PROBLEM DESCRIPTION: Below is a block of records; repeat all of them exactly.

-- start --

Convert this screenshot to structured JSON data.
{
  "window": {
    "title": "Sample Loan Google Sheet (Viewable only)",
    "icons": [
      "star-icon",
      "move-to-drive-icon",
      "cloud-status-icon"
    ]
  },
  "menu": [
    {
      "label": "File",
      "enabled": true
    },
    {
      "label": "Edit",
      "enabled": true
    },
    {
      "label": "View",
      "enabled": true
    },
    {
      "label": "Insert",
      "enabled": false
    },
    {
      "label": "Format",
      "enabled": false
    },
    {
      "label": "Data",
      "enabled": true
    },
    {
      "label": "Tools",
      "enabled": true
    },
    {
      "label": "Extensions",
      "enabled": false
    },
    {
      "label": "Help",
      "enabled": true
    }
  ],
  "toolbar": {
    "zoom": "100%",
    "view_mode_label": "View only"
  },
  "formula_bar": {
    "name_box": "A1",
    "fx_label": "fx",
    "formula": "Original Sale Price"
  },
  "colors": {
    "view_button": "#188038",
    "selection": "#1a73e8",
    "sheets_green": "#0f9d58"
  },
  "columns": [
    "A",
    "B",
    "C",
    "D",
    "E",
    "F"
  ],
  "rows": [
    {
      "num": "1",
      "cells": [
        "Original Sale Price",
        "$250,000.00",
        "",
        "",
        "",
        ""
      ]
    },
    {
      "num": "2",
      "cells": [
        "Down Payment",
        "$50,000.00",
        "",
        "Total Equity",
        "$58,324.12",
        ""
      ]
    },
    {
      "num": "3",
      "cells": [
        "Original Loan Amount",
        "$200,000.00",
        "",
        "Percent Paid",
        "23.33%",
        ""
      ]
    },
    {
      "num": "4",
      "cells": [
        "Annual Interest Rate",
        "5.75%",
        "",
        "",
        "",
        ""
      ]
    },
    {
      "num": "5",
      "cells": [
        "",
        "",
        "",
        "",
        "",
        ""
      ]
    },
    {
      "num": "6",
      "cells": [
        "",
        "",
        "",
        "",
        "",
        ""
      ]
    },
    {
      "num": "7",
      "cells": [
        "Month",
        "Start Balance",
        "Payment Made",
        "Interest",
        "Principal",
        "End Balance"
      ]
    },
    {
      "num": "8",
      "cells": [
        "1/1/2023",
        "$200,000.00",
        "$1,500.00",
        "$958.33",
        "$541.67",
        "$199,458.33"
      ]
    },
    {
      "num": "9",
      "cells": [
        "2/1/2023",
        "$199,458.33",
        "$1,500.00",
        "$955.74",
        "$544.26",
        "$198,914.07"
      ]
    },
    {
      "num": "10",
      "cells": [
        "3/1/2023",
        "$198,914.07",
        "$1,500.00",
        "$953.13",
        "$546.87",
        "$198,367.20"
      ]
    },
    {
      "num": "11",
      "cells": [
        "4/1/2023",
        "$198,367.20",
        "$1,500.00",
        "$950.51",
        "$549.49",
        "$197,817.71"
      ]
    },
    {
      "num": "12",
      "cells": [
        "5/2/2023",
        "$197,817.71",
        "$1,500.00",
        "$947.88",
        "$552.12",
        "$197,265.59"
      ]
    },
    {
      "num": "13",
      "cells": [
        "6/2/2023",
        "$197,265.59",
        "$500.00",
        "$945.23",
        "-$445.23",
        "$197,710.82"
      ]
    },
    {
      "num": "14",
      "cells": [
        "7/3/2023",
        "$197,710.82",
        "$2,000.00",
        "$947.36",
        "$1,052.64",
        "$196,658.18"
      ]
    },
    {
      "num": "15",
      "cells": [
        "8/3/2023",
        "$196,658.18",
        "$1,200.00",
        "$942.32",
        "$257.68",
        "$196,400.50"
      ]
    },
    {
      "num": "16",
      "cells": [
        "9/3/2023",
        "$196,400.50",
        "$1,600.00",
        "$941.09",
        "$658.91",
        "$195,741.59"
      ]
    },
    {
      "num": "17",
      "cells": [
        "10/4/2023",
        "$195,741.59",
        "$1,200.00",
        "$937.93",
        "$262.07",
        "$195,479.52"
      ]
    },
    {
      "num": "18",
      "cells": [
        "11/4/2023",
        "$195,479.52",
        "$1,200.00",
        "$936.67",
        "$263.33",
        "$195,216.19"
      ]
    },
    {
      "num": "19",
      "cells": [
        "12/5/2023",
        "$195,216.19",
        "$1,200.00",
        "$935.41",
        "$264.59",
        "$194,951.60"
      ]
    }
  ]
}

-- end --

ANSWER TO THE PROBLEM:
Convert this screenshot to structured JSON data.
{
  "window": {
    "title": "Sample Loan Google Sheet (Viewable only)",
    "icons": [
      "star-icon",
      "move-to-drive-icon",
      "cloud-status-icon"
    ]
  },
  "menu": [
    {
      "label": "File",
      "enabled": true
    },
    {
      "label": "Edit",
      "enabled": true
    },
    {
      "label": "View",
      "enabled": true
    },
    {
      "label": "Insert",
      "enabled": false
    },
    {
      "label": "Format",
      "enabled": false
    },
    {
      "label": "Data",
      "enabled": true
    },
    {
      "label": "Tools",
      "enabled": true
    },
    {
      "label": "Extensions",
      "enabled": false
    },
    {
      "label": "Help",
      "enabled": true
    }
  ],
  "toolbar": {
    "zoom": "100%",
    "view_mode_label": "View only"
  },
  "formula_bar": {
    "name_box": "A1",
    "fx_label": "fx",
    "formula": "Original Sale Price"
  },
  "colors": {
    "view_button": "#188038",
    "selection": "#1a73e8",
    "sheets_green": "#0f9d58"
  },
  "columns": [
    "A",
    "B",
    "C",
    "D",
    "E",
    "F"
  ],
  "rows": [
    {
      "num": "1",
      "cells": [
        "Original Sale Price",
        "$250,000.00",
        "",
        "",
        "",
        ""
      ]
    },
    {
      "num": "2",
      "cells": [
        "Down Payment",
        "$50,000.00",
        "",
        "Total Equity",
        "$58,324.12",
        ""
      ]
    },
    {
      "num": "3",
      "cells": [
        "Original Loan Amount",
        "$200,000.00",
        "",
        "Percent Paid",
        "23.33%",
        ""
      ]
    },
    {
      "num": "4",
      "cells": [
        "Annual Interest Rate",
        "5.75%",
        "",
        "",
        "",
        ""
      ]
    },
    {
      "num": "5",
      "cells": [
        "",
        "",
        "",
        "",
        "",
        ""
      ]
    },
    {
      "num": "6",
      "cells": [
        "",
        "",
        "",
        "",
        "",
        ""
      ]
    },
    {
      "num": "7",
      "cells": [
        "Month",
        "Start Balance",
        "Payment Made",
        "Interest",
        "Principal",
        "End Balance"
      ]
    },
    {
      "num": "8",
      "cells": [
        "1/1/2023",
        "$200,000.00",
        "$1,500.00",
        "$958.33",
        "$541.67",
        "$199,458.33"
      ]
    },
    {
      "num": "9",
      "cells": [
        "2/1/2023",
        "$199,458.33",
        "$1,500.00",
        "$955.74",
        "$544.26",
        "$198,914.07"
      ]
    },
    {
      "num": "10",
      "cells": [
        "3/1/2023",
        "$198,914.07",
        "$1,500.00",
        "$953.13",
        "$546.87",
        "$198,367.20"
      ]
    },
    {
      "num": "11",
      "cells": [
        "4/1/2023",
        "$198,367.20",
        "$1,500.00",
        "$950.51",
        "$549.49",
        "$197,817.71"
      ]
    },
    {
      "num": "12",
      "cells": [
        "5/2/2023",
        "$197,817.71",
        "$1,500.00",
        "$947.88",
        "$552.12",
        "$197,265.59"
      ]
    },
    {
      "num": "13",
      "cells": [
        "6/2/2023",
        "$197,265.59",
        "$500.00",
        "$945.23",
        "-$445.23",
        "$197,710.82"
      ]
    },
    {
      "num": "14",
      "cells": [
        "7/3/2023",
        "$197,710.82",
        "$2,000.00",
        "$947.36",
        "$1,052.64",
        "$196,658.18"
      ]
    },
    {
      "num": "15",
      "cells": [
        "8/3/2023",
        "$196,658.18",
        "$1,200.00",
        "$942.32",
        "$257.68",
        "$196,400.50"
      ]
    },
    {
      "num": "16",
      "cells": [
        "9/3/2023",
        "$196,400.50",
        "$1,600.00",
        "$941.09",
        "$658.91",
        "$195,741.59"
      ]
    },
    {
      "num": "17",
      "cells": [
        "10/4/2023",
        "$195,741.59",
        "$1,200.00",
        "$937.93",
        "$262.07",
        "$195,479.52"
      ]
    },
    {
      "num": "18",
      "cells": [
        "11/4/2023",
        "$195,479.52",
        "$1,200.00",
        "$936.67",
        "$263.33",
        "$195,216.19"
      ]
    },
    {
      "num": "19",
      "cells": [
        "12/5/2023",
        "$195,216.19",
        "$1,200.00",
        "$935.41",
        "$264.59",
        "$194,951.60"
      ]
    }
  ]
}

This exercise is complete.